**Aim of the exercise**
Each entry must be given again exactly; images do not belong in the copy.

## start Data provided

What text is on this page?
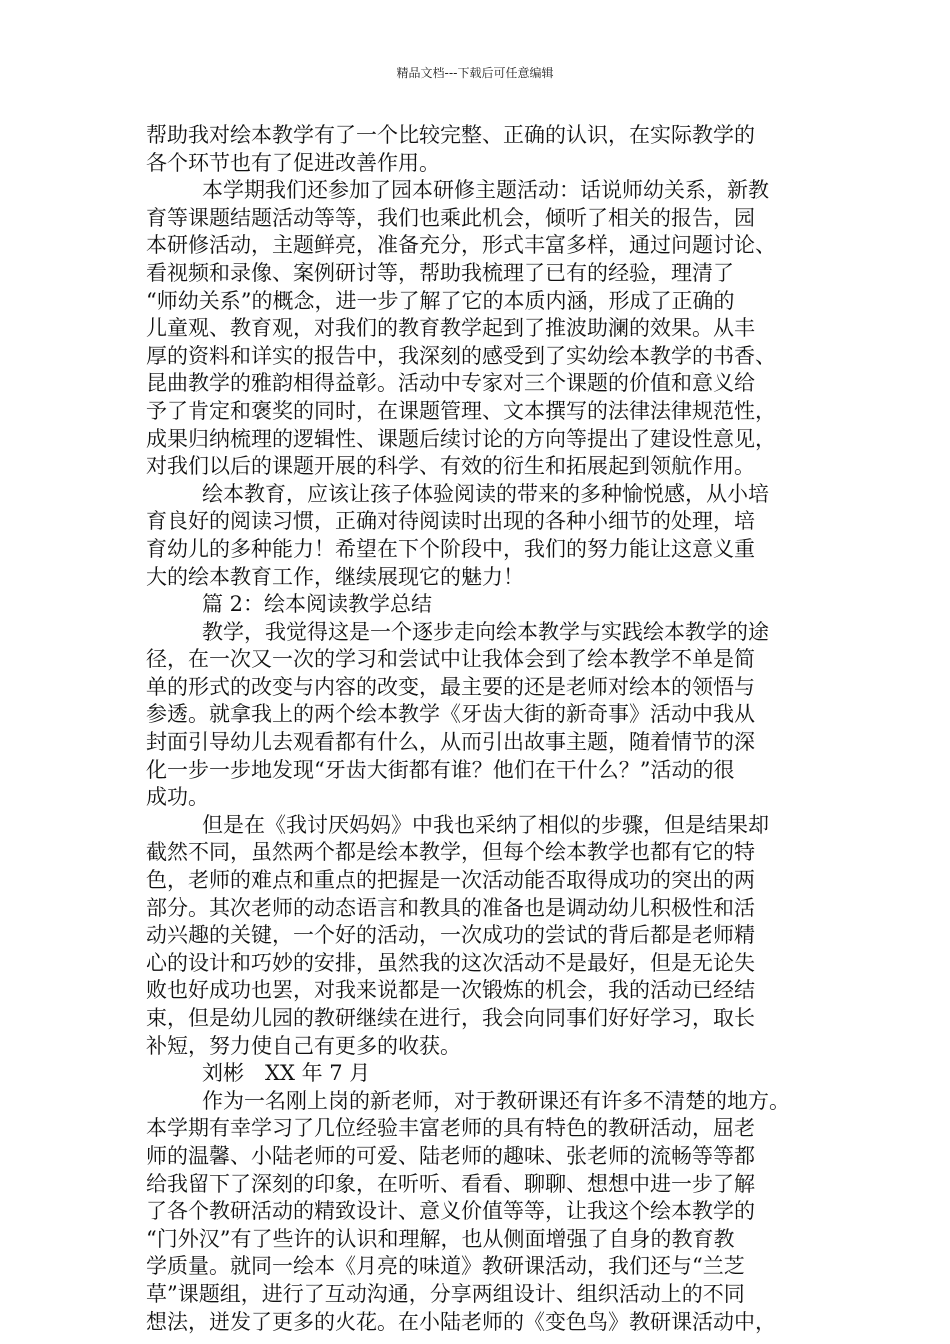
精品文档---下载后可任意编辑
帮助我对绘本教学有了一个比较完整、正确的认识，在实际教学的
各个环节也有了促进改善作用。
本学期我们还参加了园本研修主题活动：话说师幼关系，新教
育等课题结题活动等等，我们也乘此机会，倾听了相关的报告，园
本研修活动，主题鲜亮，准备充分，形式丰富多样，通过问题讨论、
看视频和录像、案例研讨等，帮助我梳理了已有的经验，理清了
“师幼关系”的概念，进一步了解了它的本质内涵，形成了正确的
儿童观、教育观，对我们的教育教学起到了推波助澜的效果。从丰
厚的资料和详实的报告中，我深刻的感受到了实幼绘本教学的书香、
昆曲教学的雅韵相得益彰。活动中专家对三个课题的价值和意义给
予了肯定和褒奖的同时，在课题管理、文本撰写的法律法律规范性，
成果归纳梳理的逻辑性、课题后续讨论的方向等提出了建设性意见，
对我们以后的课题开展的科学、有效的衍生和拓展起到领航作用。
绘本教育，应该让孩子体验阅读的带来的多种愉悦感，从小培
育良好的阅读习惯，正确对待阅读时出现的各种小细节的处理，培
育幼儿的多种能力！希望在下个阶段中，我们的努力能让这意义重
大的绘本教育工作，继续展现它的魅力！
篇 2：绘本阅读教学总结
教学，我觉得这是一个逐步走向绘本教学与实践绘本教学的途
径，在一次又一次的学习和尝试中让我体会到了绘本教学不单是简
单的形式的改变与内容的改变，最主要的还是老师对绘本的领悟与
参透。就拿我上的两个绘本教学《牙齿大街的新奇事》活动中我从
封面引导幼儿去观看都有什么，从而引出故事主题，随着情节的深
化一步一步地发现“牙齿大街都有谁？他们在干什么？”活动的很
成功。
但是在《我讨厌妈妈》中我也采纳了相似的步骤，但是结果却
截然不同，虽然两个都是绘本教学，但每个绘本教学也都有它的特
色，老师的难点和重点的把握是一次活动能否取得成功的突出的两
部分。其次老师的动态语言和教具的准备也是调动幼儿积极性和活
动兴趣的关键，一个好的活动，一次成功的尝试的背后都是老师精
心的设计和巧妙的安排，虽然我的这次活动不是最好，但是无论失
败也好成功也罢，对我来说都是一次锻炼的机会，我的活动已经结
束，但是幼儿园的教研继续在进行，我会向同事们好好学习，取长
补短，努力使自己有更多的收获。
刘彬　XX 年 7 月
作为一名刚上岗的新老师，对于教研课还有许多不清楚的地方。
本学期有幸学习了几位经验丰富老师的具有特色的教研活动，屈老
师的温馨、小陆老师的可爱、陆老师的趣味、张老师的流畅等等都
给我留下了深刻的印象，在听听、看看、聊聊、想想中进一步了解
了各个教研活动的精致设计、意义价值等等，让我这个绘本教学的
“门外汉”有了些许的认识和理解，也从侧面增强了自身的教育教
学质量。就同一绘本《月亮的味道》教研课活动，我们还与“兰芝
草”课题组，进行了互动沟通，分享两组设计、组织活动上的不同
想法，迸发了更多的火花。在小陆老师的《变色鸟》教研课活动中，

## end Data provided

**Output below**
What text is on this page?
精品文档---下载后可任意编辑
帮助我对绘本教学有了一个比较完整、正确的认识，在实际教学的
各个环节也有了促进改善作用。
本学期我们还参加了园本研修主题活动：话说师幼关系，新教
育等课题结题活动等等，我们也乘此机会，倾听了相关的报告，园
本研修活动，主题鲜亮，准备充分，形式丰富多样，通过问题讨论、
看视频和录像、案例研讨等，帮助我梳理了已有的经验，理清了
“师幼关系”的概念，进一步了解了它的本质内涵，形成了正确的
儿童观、教育观，对我们的教育教学起到了推波助澜的效果。从丰
厚的资料和详实的报告中，我深刻的感受到了实幼绘本教学的书香、
昆曲教学的雅韵相得益彰。活动中专家对三个课题的价值和意义给
予了肯定和褒奖的同时，在课题管理、文本撰写的法律法律规范性，
成果归纳梳理的逻辑性、课题后续讨论的方向等提出了建设性意见，
对我们以后的课题开展的科学、有效的衍生和拓展起到领航作用。
绘本教育，应该让孩子体验阅读的带来的多种愉悦感，从小培
育良好的阅读习惯，正确对待阅读时出现的各种小细节的处理，培
育幼儿的多种能力！希望在下个阶段中，我们的努力能让这意义重
大的绘本教育工作，继续展现它的魅力！
篇 2：绘本阅读教学总结
教学，我觉得这是一个逐步走向绘本教学与实践绘本教学的途
径，在一次又一次的学习和尝试中让我体会到了绘本教学不单是简
单的形式的改变与内容的改变，最主要的还是老师对绘本的领悟与
参透。就拿我上的两个绘本教学《牙齿大街的新奇事》活动中我从
封面引导幼儿去观看都有什么，从而引出故事主题，随着情节的深
化一步一步地发现“牙齿大街都有谁？他们在干什么？”活动的很
成功。
但是在《我讨厌妈妈》中我也采纳了相似的步骤，但是结果却
截然不同，虽然两个都是绘本教学，但每个绘本教学也都有它的特
色，老师的难点和重点的把握是一次活动能否取得成功的突出的两
部分。其次老师的动态语言和教具的准备也是调动幼儿积极性和活
动兴趣的关键，一个好的活动，一次成功的尝试的背后都是老师精
心的设计和巧妙的安排，虽然我的这次活动不是最好，但是无论失
败也好成功也罢，对我来说都是一次锻炼的机会，我的活动已经结
束，但是幼儿园的教研继续在进行，我会向同事们好好学习，取长
补短，努力使自己有更多的收获。
刘彬　XX 年 7 月
作为一名刚上岗的新老师，对于教研课还有许多不清楚的地方。
本学期有幸学习了几位经验丰富老师的具有特色的教研活动，屈老
师的温馨、小陆老师的可爱、陆老师的趣味、张老师的流畅等等都
给我留下了深刻的印象，在听听、看看、聊聊、想想中进一步了解
了各个教研活动的精致设计、意义价值等等，让我这个绘本教学的
“门外汉”有了些许的认识和理解，也从侧面增强了自身的教育教
学质量。就同一绘本《月亮的味道》教研课活动，我们还与“兰芝
草”课题组，进行了互动沟通，分享两组设计、组织活动上的不同
想法，迸发了更多的火花。在小陆老师的《变色鸟》教研课活动中，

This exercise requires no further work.